[What you should do]:
Check each line of the entries below for the string "prices"; copy every line where it appears.

********

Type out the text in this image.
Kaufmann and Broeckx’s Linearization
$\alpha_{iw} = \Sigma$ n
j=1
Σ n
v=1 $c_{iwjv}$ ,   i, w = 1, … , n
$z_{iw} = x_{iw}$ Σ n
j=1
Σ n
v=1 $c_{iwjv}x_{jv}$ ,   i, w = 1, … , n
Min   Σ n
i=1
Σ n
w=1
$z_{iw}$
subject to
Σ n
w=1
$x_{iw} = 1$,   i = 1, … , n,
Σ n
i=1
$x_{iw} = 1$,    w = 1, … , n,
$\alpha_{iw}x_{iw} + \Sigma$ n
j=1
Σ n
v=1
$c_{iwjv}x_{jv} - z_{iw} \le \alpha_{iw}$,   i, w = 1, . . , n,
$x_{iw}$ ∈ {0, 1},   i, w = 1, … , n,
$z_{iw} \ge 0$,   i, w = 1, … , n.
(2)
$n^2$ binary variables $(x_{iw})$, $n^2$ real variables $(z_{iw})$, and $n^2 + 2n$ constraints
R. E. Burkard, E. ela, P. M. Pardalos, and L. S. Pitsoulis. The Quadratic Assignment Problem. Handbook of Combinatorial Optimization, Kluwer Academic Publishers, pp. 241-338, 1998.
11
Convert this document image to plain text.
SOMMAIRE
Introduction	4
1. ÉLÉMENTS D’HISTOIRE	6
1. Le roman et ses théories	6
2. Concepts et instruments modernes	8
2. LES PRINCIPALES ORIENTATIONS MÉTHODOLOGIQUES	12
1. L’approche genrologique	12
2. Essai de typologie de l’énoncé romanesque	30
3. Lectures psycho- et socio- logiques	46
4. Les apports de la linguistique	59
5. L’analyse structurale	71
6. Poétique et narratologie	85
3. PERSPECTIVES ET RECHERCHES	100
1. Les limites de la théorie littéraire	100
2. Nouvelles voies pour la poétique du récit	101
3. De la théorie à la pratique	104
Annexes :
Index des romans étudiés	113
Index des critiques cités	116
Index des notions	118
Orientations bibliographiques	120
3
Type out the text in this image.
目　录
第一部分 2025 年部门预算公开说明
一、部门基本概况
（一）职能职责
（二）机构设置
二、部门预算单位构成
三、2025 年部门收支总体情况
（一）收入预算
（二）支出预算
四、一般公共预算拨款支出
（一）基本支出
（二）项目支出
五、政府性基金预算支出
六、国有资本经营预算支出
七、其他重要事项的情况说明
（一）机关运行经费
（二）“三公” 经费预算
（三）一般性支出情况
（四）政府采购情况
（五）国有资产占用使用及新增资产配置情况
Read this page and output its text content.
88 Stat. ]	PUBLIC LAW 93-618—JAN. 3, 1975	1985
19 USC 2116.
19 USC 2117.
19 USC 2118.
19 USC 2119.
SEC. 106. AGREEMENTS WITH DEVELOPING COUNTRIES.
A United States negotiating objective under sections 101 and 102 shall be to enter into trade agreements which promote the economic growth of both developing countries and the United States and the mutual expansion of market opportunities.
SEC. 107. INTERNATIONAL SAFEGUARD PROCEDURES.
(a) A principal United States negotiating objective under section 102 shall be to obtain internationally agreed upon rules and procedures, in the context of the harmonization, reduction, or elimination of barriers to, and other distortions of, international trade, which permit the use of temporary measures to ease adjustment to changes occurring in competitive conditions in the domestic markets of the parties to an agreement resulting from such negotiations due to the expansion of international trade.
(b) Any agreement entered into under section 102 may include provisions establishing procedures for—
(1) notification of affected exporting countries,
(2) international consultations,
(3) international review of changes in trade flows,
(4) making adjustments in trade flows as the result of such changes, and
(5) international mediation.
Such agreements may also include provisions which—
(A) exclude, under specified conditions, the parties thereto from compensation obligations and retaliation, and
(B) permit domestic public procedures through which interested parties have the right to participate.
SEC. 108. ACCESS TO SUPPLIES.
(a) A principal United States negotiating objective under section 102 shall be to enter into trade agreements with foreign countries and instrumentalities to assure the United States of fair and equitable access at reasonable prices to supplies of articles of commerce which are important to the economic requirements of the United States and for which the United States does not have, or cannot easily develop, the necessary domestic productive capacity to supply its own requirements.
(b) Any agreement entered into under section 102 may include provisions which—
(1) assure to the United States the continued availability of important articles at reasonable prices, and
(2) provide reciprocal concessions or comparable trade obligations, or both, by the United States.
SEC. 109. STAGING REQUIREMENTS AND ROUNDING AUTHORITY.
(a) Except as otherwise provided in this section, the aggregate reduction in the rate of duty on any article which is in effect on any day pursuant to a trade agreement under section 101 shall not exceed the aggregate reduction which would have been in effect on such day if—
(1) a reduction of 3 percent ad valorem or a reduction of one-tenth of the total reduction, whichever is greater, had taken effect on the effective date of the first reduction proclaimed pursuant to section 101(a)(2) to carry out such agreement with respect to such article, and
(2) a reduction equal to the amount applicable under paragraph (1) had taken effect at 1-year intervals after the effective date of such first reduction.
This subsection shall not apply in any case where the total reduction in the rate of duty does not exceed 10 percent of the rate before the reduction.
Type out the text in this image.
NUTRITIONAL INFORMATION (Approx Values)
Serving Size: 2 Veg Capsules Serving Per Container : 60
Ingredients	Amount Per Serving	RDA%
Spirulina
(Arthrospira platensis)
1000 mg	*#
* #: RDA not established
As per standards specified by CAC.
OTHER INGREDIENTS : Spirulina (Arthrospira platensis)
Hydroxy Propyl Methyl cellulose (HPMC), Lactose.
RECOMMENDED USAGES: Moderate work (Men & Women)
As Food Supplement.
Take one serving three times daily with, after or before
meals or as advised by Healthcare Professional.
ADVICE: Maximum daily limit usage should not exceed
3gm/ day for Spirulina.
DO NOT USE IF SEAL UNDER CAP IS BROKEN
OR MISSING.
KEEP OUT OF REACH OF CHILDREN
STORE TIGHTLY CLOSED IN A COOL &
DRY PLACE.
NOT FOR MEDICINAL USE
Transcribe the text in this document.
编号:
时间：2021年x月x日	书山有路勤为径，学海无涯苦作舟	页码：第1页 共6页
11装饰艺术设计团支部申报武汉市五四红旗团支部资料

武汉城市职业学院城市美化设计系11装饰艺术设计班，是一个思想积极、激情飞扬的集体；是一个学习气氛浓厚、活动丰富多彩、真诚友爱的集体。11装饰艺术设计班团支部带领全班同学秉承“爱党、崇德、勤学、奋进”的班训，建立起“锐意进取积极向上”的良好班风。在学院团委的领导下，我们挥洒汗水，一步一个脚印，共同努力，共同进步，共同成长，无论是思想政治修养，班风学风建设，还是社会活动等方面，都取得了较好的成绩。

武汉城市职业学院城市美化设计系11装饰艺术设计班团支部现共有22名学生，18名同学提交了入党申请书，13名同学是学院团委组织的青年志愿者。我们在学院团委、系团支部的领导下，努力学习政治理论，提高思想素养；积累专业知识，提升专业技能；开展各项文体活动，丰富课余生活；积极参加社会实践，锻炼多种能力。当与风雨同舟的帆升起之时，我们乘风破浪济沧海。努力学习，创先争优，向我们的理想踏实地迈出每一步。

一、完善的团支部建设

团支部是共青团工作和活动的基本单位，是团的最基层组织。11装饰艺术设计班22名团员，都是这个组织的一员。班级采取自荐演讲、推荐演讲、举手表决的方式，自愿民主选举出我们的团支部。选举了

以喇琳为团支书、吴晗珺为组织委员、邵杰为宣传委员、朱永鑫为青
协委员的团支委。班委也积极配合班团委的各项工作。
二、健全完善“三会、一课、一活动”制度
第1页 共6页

********

[Finished answer]:
(a) A principal United States negotiating objective under section 102 shall be to enter into trade agreements with foreign countries and instrumentalities to assure the United States of fair and equitable access at reasonable prices to supplies of articles of commerce which are important to the economic requirements of the United States and for which the United States does not have, or cannot easily develop, the necessary domestic productive capacity to supply its own requirements.
(1) assure to the United States the continued availability of important articles at reasonable prices, and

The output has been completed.